Source data:
────────────────────

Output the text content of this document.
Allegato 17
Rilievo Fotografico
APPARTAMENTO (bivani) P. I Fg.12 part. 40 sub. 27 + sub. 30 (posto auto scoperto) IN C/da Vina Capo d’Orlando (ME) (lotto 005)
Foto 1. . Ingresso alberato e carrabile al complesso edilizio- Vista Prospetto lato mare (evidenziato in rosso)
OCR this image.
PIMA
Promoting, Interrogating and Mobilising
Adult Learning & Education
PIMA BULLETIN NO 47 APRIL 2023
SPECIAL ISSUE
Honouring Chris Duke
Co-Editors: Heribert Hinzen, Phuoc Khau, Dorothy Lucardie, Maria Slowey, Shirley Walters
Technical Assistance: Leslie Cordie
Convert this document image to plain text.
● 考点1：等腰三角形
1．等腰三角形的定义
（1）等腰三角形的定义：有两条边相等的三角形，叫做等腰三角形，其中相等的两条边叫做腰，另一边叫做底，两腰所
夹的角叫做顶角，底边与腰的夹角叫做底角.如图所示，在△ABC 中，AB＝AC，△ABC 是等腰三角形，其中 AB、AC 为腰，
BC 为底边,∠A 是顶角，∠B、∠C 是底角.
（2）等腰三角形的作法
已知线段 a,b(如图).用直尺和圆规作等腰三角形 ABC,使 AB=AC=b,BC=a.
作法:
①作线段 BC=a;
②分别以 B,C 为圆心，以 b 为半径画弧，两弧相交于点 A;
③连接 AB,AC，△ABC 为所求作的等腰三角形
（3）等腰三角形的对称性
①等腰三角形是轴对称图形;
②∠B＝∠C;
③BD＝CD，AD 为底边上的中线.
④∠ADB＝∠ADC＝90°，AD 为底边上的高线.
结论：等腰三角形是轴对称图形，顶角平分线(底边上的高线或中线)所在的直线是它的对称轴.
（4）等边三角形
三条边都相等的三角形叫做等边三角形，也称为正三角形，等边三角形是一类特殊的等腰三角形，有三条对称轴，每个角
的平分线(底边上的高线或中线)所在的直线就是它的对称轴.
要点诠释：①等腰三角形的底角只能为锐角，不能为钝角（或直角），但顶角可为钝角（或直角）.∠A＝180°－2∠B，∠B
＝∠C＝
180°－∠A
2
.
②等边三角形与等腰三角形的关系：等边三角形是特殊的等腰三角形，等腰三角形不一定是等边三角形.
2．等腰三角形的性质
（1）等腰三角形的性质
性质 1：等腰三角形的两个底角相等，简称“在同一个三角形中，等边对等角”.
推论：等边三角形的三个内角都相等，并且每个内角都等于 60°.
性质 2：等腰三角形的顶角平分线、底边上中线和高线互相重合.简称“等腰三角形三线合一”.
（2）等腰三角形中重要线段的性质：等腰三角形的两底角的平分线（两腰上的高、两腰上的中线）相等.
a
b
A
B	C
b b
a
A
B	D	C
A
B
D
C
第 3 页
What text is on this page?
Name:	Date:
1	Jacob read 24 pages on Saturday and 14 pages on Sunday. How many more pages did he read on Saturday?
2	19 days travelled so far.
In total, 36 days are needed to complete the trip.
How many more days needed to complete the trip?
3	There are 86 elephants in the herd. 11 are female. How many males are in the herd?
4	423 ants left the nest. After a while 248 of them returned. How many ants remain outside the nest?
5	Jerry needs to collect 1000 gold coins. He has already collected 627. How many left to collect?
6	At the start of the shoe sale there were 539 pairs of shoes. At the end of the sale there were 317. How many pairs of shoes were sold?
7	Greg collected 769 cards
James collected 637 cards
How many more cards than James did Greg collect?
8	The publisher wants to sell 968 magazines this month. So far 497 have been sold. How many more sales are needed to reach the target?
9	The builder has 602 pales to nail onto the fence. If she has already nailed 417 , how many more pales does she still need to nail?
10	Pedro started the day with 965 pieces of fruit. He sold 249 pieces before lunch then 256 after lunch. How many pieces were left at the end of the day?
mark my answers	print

────────────────────

The records above are to be copied in full, exactly as written.

Output the text content of this document.
Allegato 17
Rilievo Fotografico
APPARTAMENTO (bivani) P. I Fg.12 part. 40 sub. 27 + sub. 30 (posto auto scoperto) IN C/da Vina Capo d’Orlando (ME) (lotto 005)
Foto 1. . Ingresso alberato e carrabile al complesso edilizio- Vista Prospetto lato mare (evidenziato in rosso)
OCR this image.
PIMA
Promoting, Interrogating and Mobilising
Adult Learning & Education
PIMA BULLETIN NO 47 APRIL 2023
SPECIAL ISSUE
Honouring Chris Duke
Co-Editors: Heribert Hinzen, Phuoc Khau, Dorothy Lucardie, Maria Slowey, Shirley Walters
Technical Assistance: Leslie Cordie
Convert this document image to plain text.
● 考点1：等腰三角形
1．等腰三角形的定义
（1）等腰三角形的定义：有两条边相等的三角形，叫做等腰三角形，其中相等的两条边叫做腰，另一边叫做底，两腰所
夹的角叫做顶角，底边与腰的夹角叫做底角.如图所示，在△ABC 中，AB＝AC，△ABC 是等腰三角形，其中 AB、AC 为腰，
BC 为底边,∠A 是顶角，∠B、∠C 是底角.
（2）等腰三角形的作法
已知线段 a,b(如图).用直尺和圆规作等腰三角形 ABC,使 AB=AC=b,BC=a.
作法:
①作线段 BC=a;
②分别以 B,C 为圆心，以 b 为半径画弧，两弧相交于点 A;
③连接 AB,AC，△ABC 为所求作的等腰三角形
（3）等腰三角形的对称性
①等腰三角形是轴对称图形;
②∠B＝∠C;
③BD＝CD，AD 为底边上的中线.
④∠ADB＝∠ADC＝90°，AD 为底边上的高线.
结论：等腰三角形是轴对称图形，顶角平分线(底边上的高线或中线)所在的直线是它的对称轴.
（4）等边三角形
三条边都相等的三角形叫做等边三角形，也称为正三角形，等边三角形是一类特殊的等腰三角形，有三条对称轴，每个角
的平分线(底边上的高线或中线)所在的直线就是它的对称轴.
要点诠释：①等腰三角形的底角只能为锐角，不能为钝角（或直角），但顶角可为钝角（或直角）.∠A＝180°－2∠B，∠B
＝∠C＝
180°－∠A
2
.
②等边三角形与等腰三角形的关系：等边三角形是特殊的等腰三角形，等腰三角形不一定是等边三角形.
2．等腰三角形的性质
（1）等腰三角形的性质
性质 1：等腰三角形的两个底角相等，简称“在同一个三角形中，等边对等角”.
推论：等边三角形的三个内角都相等，并且每个内角都等于 60°.
性质 2：等腰三角形的顶角平分线、底边上中线和高线互相重合.简称“等腰三角形三线合一”.
（2）等腰三角形中重要线段的性质：等腰三角形的两底角的平分线（两腰上的高、两腰上的中线）相等.
a
b
A
B	C
b b
a
A
B	D	C
A
B
D
C
第 3 页
What text is on this page?
Name:	Date:
1	Jacob read 24 pages on Saturday and 14 pages on Sunday. How many more pages did he read on Saturday?
2	19 days travelled so far.
In total, 36 days are needed to complete the trip.
How many more days needed to complete the trip?
3	There are 86 elephants in the herd. 11 are female. How many males are in the herd?
4	423 ants left the nest. After a while 248 of them returned. How many ants remain outside the nest?
5	Jerry needs to collect 1000 gold coins. He has already collected 627. How many left to collect?
6	At the start of the shoe sale there were 539 pairs of shoes. At the end of the sale there were 317. How many pairs of shoes were sold?
7	Greg collected 769 cards
James collected 637 cards
How many more cards than James did Greg collect?
8	The publisher wants to sell 968 magazines this month. So far 497 have been sold. How many more sales are needed to reach the target?
9	The builder has 602 pales to nail onto the fence. If she has already nailed 417 , how many more pales does she still need to nail?
10	Pedro started the day with 965 pieces of fruit. He sold 249 pieces before lunch then 256 after lunch. How many pieces were left at the end of the day?
mark my answers	print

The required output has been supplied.